§ What to work on:
Below are some records. Pull every line that contains the word "обозначение".

Data records:
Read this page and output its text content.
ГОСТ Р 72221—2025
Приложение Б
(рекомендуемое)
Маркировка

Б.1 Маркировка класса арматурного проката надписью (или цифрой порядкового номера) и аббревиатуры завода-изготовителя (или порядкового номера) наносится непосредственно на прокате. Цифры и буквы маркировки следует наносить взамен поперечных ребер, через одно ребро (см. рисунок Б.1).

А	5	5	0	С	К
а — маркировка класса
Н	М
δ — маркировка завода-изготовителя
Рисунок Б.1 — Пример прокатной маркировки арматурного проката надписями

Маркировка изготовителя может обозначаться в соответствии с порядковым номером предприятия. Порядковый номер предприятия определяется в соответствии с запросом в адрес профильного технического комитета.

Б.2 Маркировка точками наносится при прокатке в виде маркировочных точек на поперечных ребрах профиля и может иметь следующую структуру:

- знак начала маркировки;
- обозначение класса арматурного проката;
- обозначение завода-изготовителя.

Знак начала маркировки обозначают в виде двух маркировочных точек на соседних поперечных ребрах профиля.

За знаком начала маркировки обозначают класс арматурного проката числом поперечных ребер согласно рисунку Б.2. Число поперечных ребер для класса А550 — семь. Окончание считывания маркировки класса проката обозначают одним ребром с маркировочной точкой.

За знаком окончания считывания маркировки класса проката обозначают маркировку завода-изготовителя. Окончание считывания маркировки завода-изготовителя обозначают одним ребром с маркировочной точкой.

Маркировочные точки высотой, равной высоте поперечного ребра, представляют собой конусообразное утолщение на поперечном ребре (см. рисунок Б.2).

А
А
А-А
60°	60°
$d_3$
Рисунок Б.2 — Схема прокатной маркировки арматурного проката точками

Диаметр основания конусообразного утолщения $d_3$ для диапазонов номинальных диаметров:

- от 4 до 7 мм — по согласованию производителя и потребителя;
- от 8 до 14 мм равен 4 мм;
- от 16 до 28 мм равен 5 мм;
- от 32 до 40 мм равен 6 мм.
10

§ Full solution:
- обозначение класса арматурного проката;
- обозначение завода-изготовителя.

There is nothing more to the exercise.